- **Requirements**:
Extract every line below, verbatim.

--- BEGIN Records to process ---

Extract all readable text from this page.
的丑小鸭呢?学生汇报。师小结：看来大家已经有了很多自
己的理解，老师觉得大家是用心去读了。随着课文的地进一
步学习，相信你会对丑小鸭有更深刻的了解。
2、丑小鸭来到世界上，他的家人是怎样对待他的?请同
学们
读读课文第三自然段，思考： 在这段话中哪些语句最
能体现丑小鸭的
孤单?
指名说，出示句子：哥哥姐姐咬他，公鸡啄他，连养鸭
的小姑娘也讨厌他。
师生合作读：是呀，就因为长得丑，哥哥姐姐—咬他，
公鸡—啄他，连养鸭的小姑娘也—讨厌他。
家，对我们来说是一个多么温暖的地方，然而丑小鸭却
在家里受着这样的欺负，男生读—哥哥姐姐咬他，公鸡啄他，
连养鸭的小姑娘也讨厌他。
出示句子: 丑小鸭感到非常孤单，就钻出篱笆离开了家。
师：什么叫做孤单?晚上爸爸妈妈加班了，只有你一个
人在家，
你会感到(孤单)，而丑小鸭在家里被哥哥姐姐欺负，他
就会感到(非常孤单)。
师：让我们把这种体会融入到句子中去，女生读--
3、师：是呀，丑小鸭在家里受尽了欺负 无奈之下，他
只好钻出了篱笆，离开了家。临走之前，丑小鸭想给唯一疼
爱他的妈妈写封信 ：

--- END Records to process ---

- **Worked answer**:
Extract all readable text from this page.
的丑小鸭呢?学生汇报。师小结：看来大家已经有了很多自
己的理解，老师觉得大家是用心去读了。随着课文的地进一
步学习，相信你会对丑小鸭有更深刻的了解。
2、丑小鸭来到世界上，他的家人是怎样对待他的?请同
学们
读读课文第三自然段，思考： 在这段话中哪些语句最
能体现丑小鸭的
孤单?
指名说，出示句子：哥哥姐姐咬他，公鸡啄他，连养鸭
的小姑娘也讨厌他。
师生合作读：是呀，就因为长得丑，哥哥姐姐—咬他，
公鸡—啄他，连养鸭的小姑娘也—讨厌他。
家，对我们来说是一个多么温暖的地方，然而丑小鸭却
在家里受着这样的欺负，男生读—哥哥姐姐咬他，公鸡啄他，
连养鸭的小姑娘也讨厌他。
出示句子: 丑小鸭感到非常孤单，就钻出篱笆离开了家。
师：什么叫做孤单?晚上爸爸妈妈加班了，只有你一个
人在家，
你会感到(孤单)，而丑小鸭在家里被哥哥姐姐欺负，他
就会感到(非常孤单)。
师：让我们把这种体会融入到句子中去，女生读--
3、师：是呀，丑小鸭在家里受尽了欺负 无奈之下，他
只好钻出了篱笆，离开了家。临走之前，丑小鸭想给唯一疼
爱他的妈妈写封信 ：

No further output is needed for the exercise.